### Dataset entries

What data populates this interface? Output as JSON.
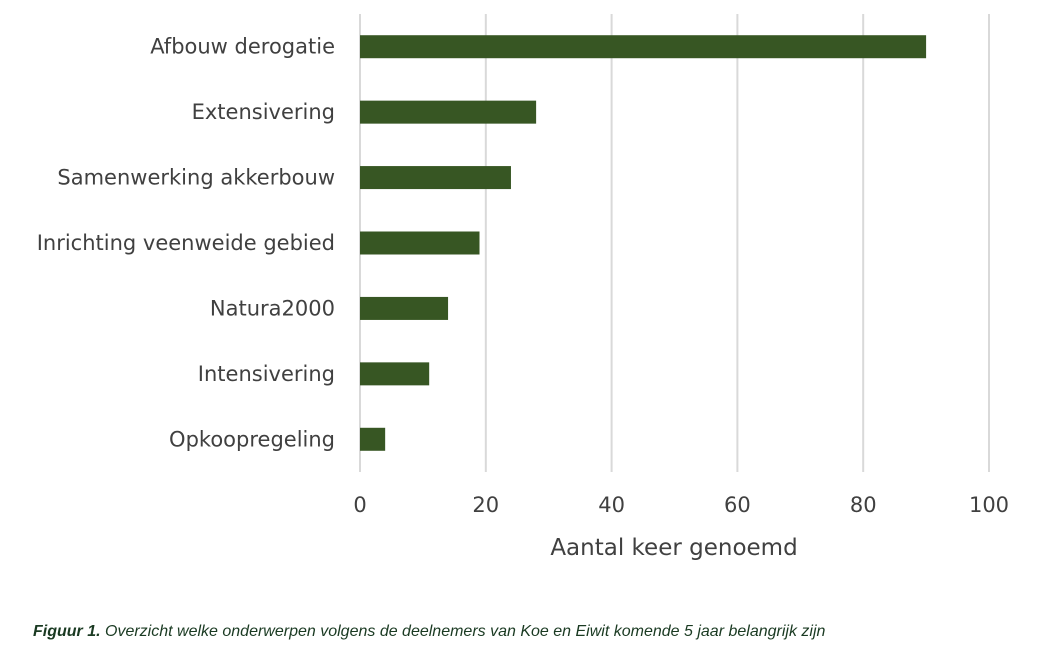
{
  "chart_data": {
    "type": "bar",
    "orientation": "horizontal",
    "categories": [
      "Afbouw derogatie",
      "Extensivering",
      "Samenwerking akkerbouw",
      "Inrichting veenweide gebied",
      "Natura2000",
      "Intensivering",
      "Opkoopregeling"
    ],
    "values": [
      90,
      28,
      24,
      19,
      14,
      11,
      4
    ],
    "xlabel": "Aantal keer genoemd",
    "ylabel": "",
    "xlim": [
      0,
      100
    ],
    "xticks": [
      "0",
      "20",
      "40",
      "60",
      "80",
      "100"
    ],
    "grid": "vertical",
    "bar_color": "#375623",
    "grid_color": "#d9d9d9"
  },
  "caption": {
    "lead": "Figuur 1.",
    "text": " Overzicht welke onderwerpen volgens de deelnemers van Koe en Eiwit komende 5 jaar belangrijk zijn"
  }
}
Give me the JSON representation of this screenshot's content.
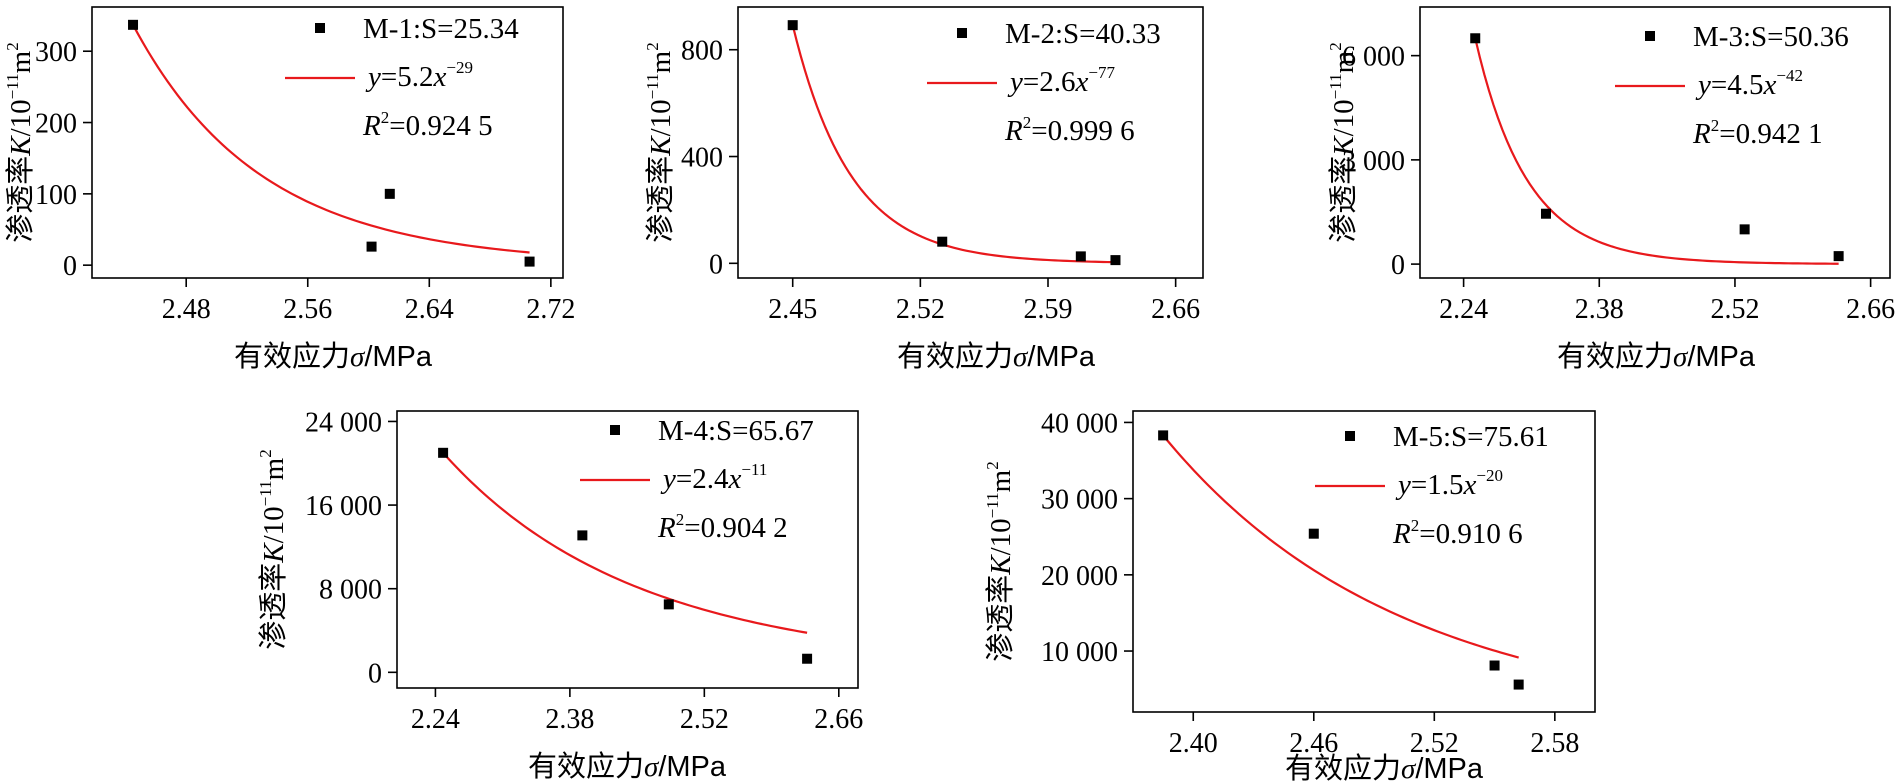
{
  "colors": {
    "fit_line": "#e8191c",
    "points": "#000000",
    "axis": "#000000"
  },
  "chart_data": [
    {
      "type": "scatter",
      "xlabel_prefix": "有效应力",
      "xlabel_symbol": "σ",
      "xlabel_unit": "/MPa",
      "ylabel_prefix": "渗透率",
      "ylabel_symbol": "K",
      "ylabel_unit_base": "/10",
      "ylabel_unit_exp": "−11",
      "ylabel_unit_tail": "m",
      "ylabel_unit_tail_exp": "2",
      "xlim": [
        2.418,
        2.728
      ],
      "ylim": [
        -18,
        362
      ],
      "xticks": [
        "2.48",
        "2.56",
        "2.64",
        "2.72"
      ],
      "xtick_values": [
        2.48,
        2.56,
        2.64,
        2.72
      ],
      "yticks": [
        "0",
        "100",
        "200",
        "300"
      ],
      "ytick_values": [
        0,
        100,
        200,
        300
      ],
      "series": [
        {
          "name": "M-1:S=25.34",
          "points": [
            [
              2.445,
              337
            ],
            [
              2.602,
              26
            ],
            [
              2.614,
              100
            ],
            [
              2.706,
              5
            ]
          ]
        },
        {
          "name": "y=5.2x−29",
          "kind": "fit",
          "coef": 5.2,
          "exp": -29,
          "x_range": [
            2.445,
            2.706
          ]
        }
      ],
      "legend": {
        "point_label": "M-1:S=25.34",
        "fit_y": "y",
        "fit_eq": "=5.2",
        "fit_x": "x",
        "fit_exp": "−29",
        "r2_r": "R",
        "r2_sup": "2",
        "r2_val": "=0.924 5"
      }
    },
    {
      "type": "scatter",
      "xlabel_prefix": "有效应力",
      "xlabel_symbol": "σ",
      "xlabel_unit": "/MPa",
      "ylabel_prefix": "渗透率",
      "ylabel_symbol": "K",
      "ylabel_unit_base": "/10",
      "ylabel_unit_exp": "−11",
      "ylabel_unit_tail": "m",
      "ylabel_unit_tail_exp": "2",
      "xlim": [
        2.42,
        2.675
      ],
      "ylim": [
        -55,
        960
      ],
      "xticks": [
        "2.45",
        "2.52",
        "2.59",
        "2.66"
      ],
      "xtick_values": [
        2.45,
        2.52,
        2.59,
        2.66
      ],
      "yticks": [
        "0",
        "400",
        "800"
      ],
      "ytick_values": [
        0,
        400,
        800
      ],
      "series": [
        {
          "name": "M-2:S=40.33",
          "points": [
            [
              2.45,
              892
            ],
            [
              2.532,
              81
            ],
            [
              2.608,
              26
            ],
            [
              2.627,
              12
            ]
          ]
        },
        {
          "name": "y=2.6x−77",
          "kind": "fit",
          "coef": 2.6,
          "exp": -77,
          "x_range": [
            2.45,
            2.627
          ]
        }
      ],
      "legend": {
        "point_label": "M-2:S=40.33",
        "fit_y": "y",
        "fit_eq": "=2.6",
        "fit_x": "x",
        "fit_exp": "−77",
        "r2_r": "R",
        "r2_sup": "2",
        "r2_val": "=0.999 6"
      }
    },
    {
      "type": "scatter",
      "xlabel_prefix": "有效应力",
      "xlabel_symbol": "σ",
      "xlabel_unit": "/MPa",
      "ylabel_prefix": "渗透率",
      "ylabel_symbol": "K",
      "ylabel_unit_base": "/10",
      "ylabel_unit_exp": "−11",
      "ylabel_unit_tail": "m",
      "ylabel_unit_tail_exp": "2",
      "xlim": [
        2.195,
        2.68
      ],
      "ylim": [
        -400,
        7400
      ],
      "xticks": [
        "2.24",
        "2.38",
        "2.52",
        "2.66"
      ],
      "xtick_values": [
        2.24,
        2.38,
        2.52,
        2.66
      ],
      "yticks": [
        "0",
        "3 000",
        "6 000"
      ],
      "ytick_values": [
        0,
        3000,
        6000
      ],
      "series": [
        {
          "name": "M-3:S=50.36",
          "points": [
            [
              2.252,
              6500
            ],
            [
              2.325,
              1450
            ],
            [
              2.53,
              1000
            ],
            [
              2.627,
              230
            ]
          ]
        },
        {
          "name": "y=4.5x−42",
          "kind": "fit",
          "coef": 4.5,
          "exp": -42,
          "x_range": [
            2.252,
            2.627
          ]
        }
      ],
      "legend": {
        "point_label": "M-3:S=50.36",
        "fit_y": "y",
        "fit_eq": "=4.5",
        "fit_x": "x",
        "fit_exp": "−42",
        "r2_r": "R",
        "r2_sup": "2",
        "r2_val": "=0.942 1"
      }
    },
    {
      "type": "scatter",
      "xlabel_prefix": "有效应力",
      "xlabel_symbol": "σ",
      "xlabel_unit": "/MPa",
      "ylabel_prefix": "渗透率",
      "ylabel_symbol": "K",
      "ylabel_unit_base": "/10",
      "ylabel_unit_exp": "−11",
      "ylabel_unit_tail": "m",
      "ylabel_unit_tail_exp": "2",
      "xlim": [
        2.2,
        2.68
      ],
      "ylim": [
        -1500,
        25000
      ],
      "xticks": [
        "2.24",
        "2.38",
        "2.52",
        "2.66"
      ],
      "xtick_values": [
        2.24,
        2.38,
        2.52,
        2.66
      ],
      "yticks": [
        "0",
        "8 000",
        "16 000",
        "24 000"
      ],
      "ytick_values": [
        0,
        8000,
        16000,
        24000
      ],
      "series": [
        {
          "name": "M-4:S=65.67",
          "points": [
            [
              2.248,
              21000
            ],
            [
              2.393,
              13100
            ],
            [
              2.483,
              6500
            ],
            [
              2.627,
              1300
            ]
          ]
        },
        {
          "name": "y=2.4x−11",
          "kind": "fit",
          "coef": 2.4,
          "exp": -11,
          "x_range": [
            2.248,
            2.627
          ]
        }
      ],
      "legend": {
        "point_label": "M-4:S=65.67",
        "fit_y": "y",
        "fit_eq": "=2.4",
        "fit_x": "x",
        "fit_exp": "−11",
        "r2_r": "R",
        "r2_sup": "2",
        "r2_val": "=0.904 2"
      }
    },
    {
      "type": "scatter",
      "xlabel_prefix": "有效应力",
      "xlabel_symbol": "σ",
      "xlabel_unit": "/MPa",
      "ylabel_prefix": "渗透率",
      "ylabel_symbol": "K",
      "ylabel_unit_base": "/10",
      "ylabel_unit_exp": "−11",
      "ylabel_unit_tail": "m",
      "ylabel_unit_tail_exp": "2",
      "xlim": [
        2.37,
        2.6
      ],
      "ylim": [
        2000,
        41500
      ],
      "xticks": [
        "2.40",
        "2.46",
        "2.52",
        "2.58"
      ],
      "xtick_values": [
        2.4,
        2.46,
        2.52,
        2.58
      ],
      "yticks": [
        "10 000",
        "20 000",
        "30 000",
        "40 000"
      ],
      "ytick_values": [
        10000,
        20000,
        30000,
        40000
      ],
      "series": [
        {
          "name": "M-5:S=75.61",
          "points": [
            [
              2.385,
              38300
            ],
            [
              2.46,
              25400
            ],
            [
              2.55,
              8100
            ],
            [
              2.562,
              5600
            ]
          ]
        },
        {
          "name": "y=1.5x−20",
          "kind": "fit",
          "coef": 1.5,
          "exp": -20,
          "x_range": [
            2.385,
            2.562
          ]
        }
      ],
      "legend": {
        "point_label": "M-5:S=75.61",
        "fit_y": "y",
        "fit_eq": "=1.5",
        "fit_x": "x",
        "fit_exp": "−20",
        "r2_r": "R",
        "r2_sup": "2",
        "r2_val": "=0.910 6"
      }
    }
  ]
}
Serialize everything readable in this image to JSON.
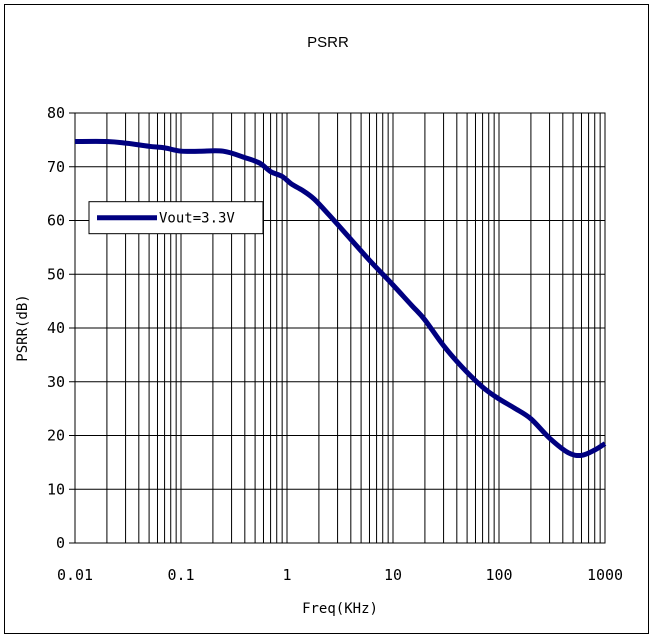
{
  "chart_data": {
    "type": "line",
    "title": "PSRR",
    "xlabel": "Freq(KHz)",
    "ylabel": "PSRR(dB)",
    "xscale": "log",
    "xlim": [
      0.01,
      1000
    ],
    "ylim": [
      0,
      80
    ],
    "xticks": [
      {
        "value": 0.01,
        "label": "0.01"
      },
      {
        "value": 0.1,
        "label": "0.1"
      },
      {
        "value": 1,
        "label": "1"
      },
      {
        "value": 10,
        "label": "10"
      },
      {
        "value": 100,
        "label": "100"
      },
      {
        "value": 1000,
        "label": "1000"
      }
    ],
    "yticks": [
      {
        "value": 0,
        "label": "0"
      },
      {
        "value": 10,
        "label": "10"
      },
      {
        "value": 20,
        "label": "20"
      },
      {
        "value": 30,
        "label": "30"
      },
      {
        "value": 40,
        "label": "40"
      },
      {
        "value": 50,
        "label": "50"
      },
      {
        "value": 60,
        "label": "60"
      },
      {
        "value": 70,
        "label": "70"
      },
      {
        "value": 80,
        "label": "80"
      }
    ],
    "grid": true,
    "legend_position": "upper-left",
    "series": [
      {
        "name": "Vout=3.3V",
        "color": "#000080",
        "points": [
          {
            "x": 0.01,
            "y": 74.7
          },
          {
            "x": 0.02,
            "y": 74.7
          },
          {
            "x": 0.03,
            "y": 74.4
          },
          {
            "x": 0.05,
            "y": 73.8
          },
          {
            "x": 0.07,
            "y": 73.5
          },
          {
            "x": 0.1,
            "y": 72.9
          },
          {
            "x": 0.15,
            "y": 72.9
          },
          {
            "x": 0.25,
            "y": 72.9
          },
          {
            "x": 0.4,
            "y": 71.7
          },
          {
            "x": 0.55,
            "y": 70.7
          },
          {
            "x": 0.7,
            "y": 69.1
          },
          {
            "x": 0.9,
            "y": 68.2
          },
          {
            "x": 1.1,
            "y": 66.8
          },
          {
            "x": 1.4,
            "y": 65.6
          },
          {
            "x": 1.8,
            "y": 64.0
          },
          {
            "x": 2.5,
            "y": 61.0
          },
          {
            "x": 4,
            "y": 56.5
          },
          {
            "x": 6,
            "y": 52.6
          },
          {
            "x": 10,
            "y": 48.0
          },
          {
            "x": 15,
            "y": 44.2
          },
          {
            "x": 20,
            "y": 41.5
          },
          {
            "x": 30,
            "y": 36.7
          },
          {
            "x": 45,
            "y": 32.7
          },
          {
            "x": 70,
            "y": 29.0
          },
          {
            "x": 100,
            "y": 26.8
          },
          {
            "x": 140,
            "y": 25.1
          },
          {
            "x": 200,
            "y": 23.1
          },
          {
            "x": 300,
            "y": 19.5
          },
          {
            "x": 450,
            "y": 16.8
          },
          {
            "x": 600,
            "y": 16.3
          },
          {
            "x": 800,
            "y": 17.3
          },
          {
            "x": 1000,
            "y": 18.5
          }
        ]
      }
    ]
  }
}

######

> [Brief]: Return each line of the listing that holds the string "name".

> [Expected answer]:
          "name": "M-1:S=25.34",
          "name": "y=5.2x−29",
          "name": "M-2:S=40.33",
          "name": "y=2.6x−77",
          "name": "M-3:S=50.36",
          "name": "y=4.5x−42",
          "name": "M-4:S=65.67",
          "name": "y=2.4x−11",
          "name": "M-5:S=75.61",
          "name": "y=1.5x−20",
        "name": "Vout=3.3V",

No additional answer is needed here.